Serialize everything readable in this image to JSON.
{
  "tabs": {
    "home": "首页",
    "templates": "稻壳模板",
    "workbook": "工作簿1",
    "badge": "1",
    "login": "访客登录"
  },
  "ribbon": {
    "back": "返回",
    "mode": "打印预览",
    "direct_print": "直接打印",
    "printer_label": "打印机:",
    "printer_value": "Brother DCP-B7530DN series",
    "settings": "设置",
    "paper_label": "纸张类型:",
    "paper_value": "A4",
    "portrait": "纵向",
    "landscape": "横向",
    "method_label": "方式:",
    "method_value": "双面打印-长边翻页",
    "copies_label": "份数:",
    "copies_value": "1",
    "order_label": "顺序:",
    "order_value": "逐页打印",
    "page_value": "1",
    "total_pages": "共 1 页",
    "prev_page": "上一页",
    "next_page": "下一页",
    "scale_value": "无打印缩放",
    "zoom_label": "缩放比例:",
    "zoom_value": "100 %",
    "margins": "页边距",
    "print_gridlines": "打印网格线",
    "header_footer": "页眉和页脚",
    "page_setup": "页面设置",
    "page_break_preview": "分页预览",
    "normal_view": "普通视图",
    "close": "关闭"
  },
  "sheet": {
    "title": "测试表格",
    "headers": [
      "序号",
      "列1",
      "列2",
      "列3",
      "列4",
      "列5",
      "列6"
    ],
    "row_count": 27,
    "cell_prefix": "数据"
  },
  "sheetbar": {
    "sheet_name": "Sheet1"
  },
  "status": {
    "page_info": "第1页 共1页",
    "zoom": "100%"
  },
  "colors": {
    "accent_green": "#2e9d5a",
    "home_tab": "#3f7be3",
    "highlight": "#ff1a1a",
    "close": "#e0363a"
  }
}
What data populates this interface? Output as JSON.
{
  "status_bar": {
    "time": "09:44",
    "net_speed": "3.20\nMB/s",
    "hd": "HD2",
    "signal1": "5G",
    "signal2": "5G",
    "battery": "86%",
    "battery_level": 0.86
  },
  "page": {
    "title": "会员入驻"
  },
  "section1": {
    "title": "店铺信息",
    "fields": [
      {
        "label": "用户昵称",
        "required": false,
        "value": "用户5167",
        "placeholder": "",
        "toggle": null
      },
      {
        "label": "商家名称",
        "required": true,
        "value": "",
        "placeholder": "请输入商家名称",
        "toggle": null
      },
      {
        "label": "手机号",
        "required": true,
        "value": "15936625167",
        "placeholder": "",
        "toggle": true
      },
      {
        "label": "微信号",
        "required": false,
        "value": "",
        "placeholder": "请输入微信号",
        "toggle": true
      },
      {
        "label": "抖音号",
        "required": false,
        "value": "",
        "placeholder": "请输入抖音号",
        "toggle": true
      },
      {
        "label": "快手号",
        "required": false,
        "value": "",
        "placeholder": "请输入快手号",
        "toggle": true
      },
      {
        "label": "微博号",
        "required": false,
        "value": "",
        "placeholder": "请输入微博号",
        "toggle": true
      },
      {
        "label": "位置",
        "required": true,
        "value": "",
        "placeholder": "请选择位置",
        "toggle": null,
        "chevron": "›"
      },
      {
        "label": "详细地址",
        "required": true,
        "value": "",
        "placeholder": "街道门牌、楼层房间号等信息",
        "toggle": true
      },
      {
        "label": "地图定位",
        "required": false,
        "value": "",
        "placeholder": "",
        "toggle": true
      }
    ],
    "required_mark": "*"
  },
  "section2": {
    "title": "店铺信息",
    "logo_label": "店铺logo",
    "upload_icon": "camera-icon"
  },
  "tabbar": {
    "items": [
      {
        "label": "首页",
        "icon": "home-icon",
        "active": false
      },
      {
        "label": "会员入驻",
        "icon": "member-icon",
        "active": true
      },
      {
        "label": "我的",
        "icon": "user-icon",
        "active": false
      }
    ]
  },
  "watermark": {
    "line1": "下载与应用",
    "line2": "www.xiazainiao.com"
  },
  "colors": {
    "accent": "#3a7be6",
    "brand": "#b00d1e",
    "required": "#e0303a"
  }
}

:: PROBLEM ::
Using the entries above, please restate each one word for word.

:: FINAL ANSWER ::
Serialize everything readable in this image to JSON.
{
  "tabs": {
    "home": "首页",
    "templates": "稻壳模板",
    "workbook": "工作簿1",
    "badge": "1",
    "login": "访客登录"
  },
  "ribbon": {
    "back": "返回",
    "mode": "打印预览",
    "direct_print": "直接打印",
    "printer_label": "打印机:",
    "printer_value": "Brother DCP-B7530DN series",
    "settings": "设置",
    "paper_label": "纸张类型:",
    "paper_value": "A4",
    "portrait": "纵向",
    "landscape": "横向",
    "method_label": "方式:",
    "method_value": "双面打印-长边翻页",
    "copies_label": "份数:",
    "copies_value": "1",
    "order_label": "顺序:",
    "order_value": "逐页打印",
    "page_value": "1",
    "total_pages": "共 1 页",
    "prev_page": "上一页",
    "next_page": "下一页",
    "scale_value": "无打印缩放",
    "zoom_label": "缩放比例:",
    "zoom_value": "100 %",
    "margins": "页边距",
    "print_gridlines": "打印网格线",
    "header_footer": "页眉和页脚",
    "page_setup": "页面设置",
    "page_break_preview": "分页预览",
    "normal_view": "普通视图",
    "close": "关闭"
  },
  "sheet": {
    "title": "测试表格",
    "headers": [
      "序号",
      "列1",
      "列2",
      "列3",
      "列4",
      "列5",
      "列6"
    ],
    "row_count": 27,
    "cell_prefix": "数据"
  },
  "sheetbar": {
    "sheet_name": "Sheet1"
  },
  "status": {
    "page_info": "第1页 共1页",
    "zoom": "100%"
  },
  "colors": {
    "accent_green": "#2e9d5a",
    "home_tab": "#3f7be3",
    "highlight": "#ff1a1a",
    "close": "#e0363a"
  }
}
What data populates this interface? Output as JSON.
{
  "status_bar": {
    "time": "09:44",
    "net_speed": "3.20\nMB/s",
    "hd": "HD2",
    "signal1": "5G",
    "signal2": "5G",
    "battery": "86%",
    "battery_level": 0.86
  },
  "page": {
    "title": "会员入驻"
  },
  "section1": {
    "title": "店铺信息",
    "fields": [
      {
        "label": "用户昵称",
        "required": false,
        "value": "用户5167",
        "placeholder": "",
        "toggle": null
      },
      {
        "label": "商家名称",
        "required": true,
        "value": "",
        "placeholder": "请输入商家名称",
        "toggle": null
      },
      {
        "label": "手机号",
        "required": true,
        "value": "15936625167",
        "placeholder": "",
        "toggle": true
      },
      {
        "label": "微信号",
        "required": false,
        "value": "",
        "placeholder": "请输入微信号",
        "toggle": true
      },
      {
        "label": "抖音号",
        "required": false,
        "value": "",
        "placeholder": "请输入抖音号",
        "toggle": true
      },
      {
        "label": "快手号",
        "required": false,
        "value": "",
        "placeholder": "请输入快手号",
        "toggle": true
      },
      {
        "label": "微博号",
        "required": false,
        "value": "",
        "placeholder": "请输入微博号",
        "toggle": true
      },
      {
        "label": "位置",
        "required": true,
        "value": "",
        "placeholder": "请选择位置",
        "toggle": null,
        "chevron": "›"
      },
      {
        "label": "详细地址",
        "required": true,
        "value": "",
        "placeholder": "街道门牌、楼层房间号等信息",
        "toggle": true
      },
      {
        "label": "地图定位",
        "required": false,
        "value": "",
        "placeholder": "",
        "toggle": true
      }
    ],
    "required_mark": "*"
  },
  "section2": {
    "title": "店铺信息",
    "logo_label": "店铺logo",
    "upload_icon": "camera-icon"
  },
  "tabbar": {
    "items": [
      {
        "label": "首页",
        "icon": "home-icon",
        "active": false
      },
      {
        "label": "会员入驻",
        "icon": "member-icon",
        "active": true
      },
      {
        "label": "我的",
        "icon": "user-icon",
        "active": false
      }
    ]
  },
  "watermark": {
    "line1": "下载与应用",
    "line2": "www.xiazainiao.com"
  },
  "colors": {
    "accent": "#3a7be6",
    "brand": "#b00d1e",
    "required": "#e0303a"
  }
}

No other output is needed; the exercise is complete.